> _Task to complete_
Output the material below in its entirety, exactly as given.

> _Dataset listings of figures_
□ □ □ □ □
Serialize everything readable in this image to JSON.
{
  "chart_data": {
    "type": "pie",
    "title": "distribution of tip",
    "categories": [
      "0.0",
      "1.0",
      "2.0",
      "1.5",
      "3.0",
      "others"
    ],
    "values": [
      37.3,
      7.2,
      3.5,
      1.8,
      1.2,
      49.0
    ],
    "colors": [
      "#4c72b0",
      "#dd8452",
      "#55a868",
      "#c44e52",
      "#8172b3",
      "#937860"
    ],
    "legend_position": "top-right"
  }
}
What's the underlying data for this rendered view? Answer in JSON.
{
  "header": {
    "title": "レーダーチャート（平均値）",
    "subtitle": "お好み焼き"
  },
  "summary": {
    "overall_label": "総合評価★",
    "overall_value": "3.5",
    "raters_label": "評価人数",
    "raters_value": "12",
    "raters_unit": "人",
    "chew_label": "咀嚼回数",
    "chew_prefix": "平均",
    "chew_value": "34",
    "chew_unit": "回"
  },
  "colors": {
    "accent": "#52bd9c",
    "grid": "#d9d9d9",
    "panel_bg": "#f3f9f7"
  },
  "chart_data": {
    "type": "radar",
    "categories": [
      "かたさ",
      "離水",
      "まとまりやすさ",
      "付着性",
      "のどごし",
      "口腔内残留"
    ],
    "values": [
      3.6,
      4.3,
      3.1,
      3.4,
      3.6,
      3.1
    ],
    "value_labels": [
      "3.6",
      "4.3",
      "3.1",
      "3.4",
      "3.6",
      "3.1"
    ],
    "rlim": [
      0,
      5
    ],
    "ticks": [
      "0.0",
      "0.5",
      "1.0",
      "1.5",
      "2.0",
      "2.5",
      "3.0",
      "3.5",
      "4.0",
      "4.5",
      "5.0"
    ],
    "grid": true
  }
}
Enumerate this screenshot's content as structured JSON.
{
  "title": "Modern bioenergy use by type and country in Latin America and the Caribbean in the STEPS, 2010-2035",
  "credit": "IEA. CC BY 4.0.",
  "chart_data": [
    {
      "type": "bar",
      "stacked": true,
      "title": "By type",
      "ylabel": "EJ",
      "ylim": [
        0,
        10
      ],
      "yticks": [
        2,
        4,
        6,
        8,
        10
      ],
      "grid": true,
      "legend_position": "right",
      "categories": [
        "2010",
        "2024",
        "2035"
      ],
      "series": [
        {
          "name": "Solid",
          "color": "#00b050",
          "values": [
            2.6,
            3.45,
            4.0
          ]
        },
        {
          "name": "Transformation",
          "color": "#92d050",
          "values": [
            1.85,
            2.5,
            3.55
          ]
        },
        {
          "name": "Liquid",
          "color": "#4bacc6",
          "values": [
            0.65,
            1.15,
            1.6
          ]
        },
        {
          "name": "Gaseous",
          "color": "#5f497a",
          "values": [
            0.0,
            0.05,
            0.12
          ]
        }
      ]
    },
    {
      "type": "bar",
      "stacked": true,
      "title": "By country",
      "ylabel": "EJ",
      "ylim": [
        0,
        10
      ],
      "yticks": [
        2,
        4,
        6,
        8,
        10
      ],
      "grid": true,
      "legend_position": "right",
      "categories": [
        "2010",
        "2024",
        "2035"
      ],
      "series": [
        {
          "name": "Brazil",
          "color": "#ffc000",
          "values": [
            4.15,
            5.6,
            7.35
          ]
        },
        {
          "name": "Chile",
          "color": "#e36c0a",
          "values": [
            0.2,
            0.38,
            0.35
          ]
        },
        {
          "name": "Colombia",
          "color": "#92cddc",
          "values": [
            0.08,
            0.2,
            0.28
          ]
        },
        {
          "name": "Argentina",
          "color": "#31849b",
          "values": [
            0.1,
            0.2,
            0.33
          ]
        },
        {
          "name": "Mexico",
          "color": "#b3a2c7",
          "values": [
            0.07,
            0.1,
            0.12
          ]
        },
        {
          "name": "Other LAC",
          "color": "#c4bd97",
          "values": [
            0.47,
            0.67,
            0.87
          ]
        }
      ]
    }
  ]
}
□ □ □ □ □
> _Result of this exercise_
Serialize everything readable in this image to JSON.
{
  "chart_data": {
    "type": "pie",
    "title": "distribution of tip",
    "categories": [
      "0.0",
      "1.0",
      "2.0",
      "1.5",
      "3.0",
      "others"
    ],
    "values": [
      37.3,
      7.2,
      3.5,
      1.8,
      1.2,
      49.0
    ],
    "colors": [
      "#4c72b0",
      "#dd8452",
      "#55a868",
      "#c44e52",
      "#8172b3",
      "#937860"
    ],
    "legend_position": "top-right"
  }
}
What's the underlying data for this rendered view? Answer in JSON.
{
  "header": {
    "title": "レーダーチャート（平均値）",
    "subtitle": "お好み焼き"
  },
  "summary": {
    "overall_label": "総合評価★",
    "overall_value": "3.5",
    "raters_label": "評価人数",
    "raters_value": "12",
    "raters_unit": "人",
    "chew_label": "咀嚼回数",
    "chew_prefix": "平均",
    "chew_value": "34",
    "chew_unit": "回"
  },
  "colors": {
    "accent": "#52bd9c",
    "grid": "#d9d9d9",
    "panel_bg": "#f3f9f7"
  },
  "chart_data": {
    "type": "radar",
    "categories": [
      "かたさ",
      "離水",
      "まとまりやすさ",
      "付着性",
      "のどごし",
      "口腔内残留"
    ],
    "values": [
      3.6,
      4.3,
      3.1,
      3.4,
      3.6,
      3.1
    ],
    "value_labels": [
      "3.6",
      "4.3",
      "3.1",
      "3.4",
      "3.6",
      "3.1"
    ],
    "rlim": [
      0,
      5
    ],
    "ticks": [
      "0.0",
      "0.5",
      "1.0",
      "1.5",
      "2.0",
      "2.5",
      "3.0",
      "3.5",
      "4.0",
      "4.5",
      "5.0"
    ],
    "grid": true
  }
}
Enumerate this screenshot's content as structured JSON.
{
  "title": "Modern bioenergy use by type and country in Latin America and the Caribbean in the STEPS, 2010-2035",
  "credit": "IEA. CC BY 4.0.",
  "chart_data": [
    {
      "type": "bar",
      "stacked": true,
      "title": "By type",
      "ylabel": "EJ",
      "ylim": [
        0,
        10
      ],
      "yticks": [
        2,
        4,
        6,
        8,
        10
      ],
      "grid": true,
      "legend_position": "right",
      "categories": [
        "2010",
        "2024",
        "2035"
      ],
      "series": [
        {
          "name": "Solid",
          "color": "#00b050",
          "values": [
            2.6,
            3.45,
            4.0
          ]
        },
        {
          "name": "Transformation",
          "color": "#92d050",
          "values": [
            1.85,
            2.5,
            3.55
          ]
        },
        {
          "name": "Liquid",
          "color": "#4bacc6",
          "values": [
            0.65,
            1.15,
            1.6
          ]
        },
        {
          "name": "Gaseous",
          "color": "#5f497a",
          "values": [
            0.0,
            0.05,
            0.12
          ]
        }
      ]
    },
    {
      "type": "bar",
      "stacked": true,
      "title": "By country",
      "ylabel": "EJ",
      "ylim": [
        0,
        10
      ],
      "yticks": [
        2,
        4,
        6,
        8,
        10
      ],
      "grid": true,
      "legend_position": "right",
      "categories": [
        "2010",
        "2024",
        "2035"
      ],
      "series": [
        {
          "name": "Brazil",
          "color": "#ffc000",
          "values": [
            4.15,
            5.6,
            7.35
          ]
        },
        {
          "name": "Chile",
          "color": "#e36c0a",
          "values": [
            0.2,
            0.38,
            0.35
          ]
        },
        {
          "name": "Colombia",
          "color": "#92cddc",
          "values": [
            0.08,
            0.2,
            0.28
          ]
        },
        {
          "name": "Argentina",
          "color": "#31849b",
          "values": [
            0.1,
            0.2,
            0.33
          ]
        },
        {
          "name": "Mexico",
          "color": "#b3a2c7",
          "values": [
            0.07,
            0.1,
            0.12
          ]
        },
        {
          "name": "Other LAC",
          "color": "#c4bd97",
          "values": [
            0.47,
            0.67,
            0.87
          ]
        }
      ]
    }
  ]
}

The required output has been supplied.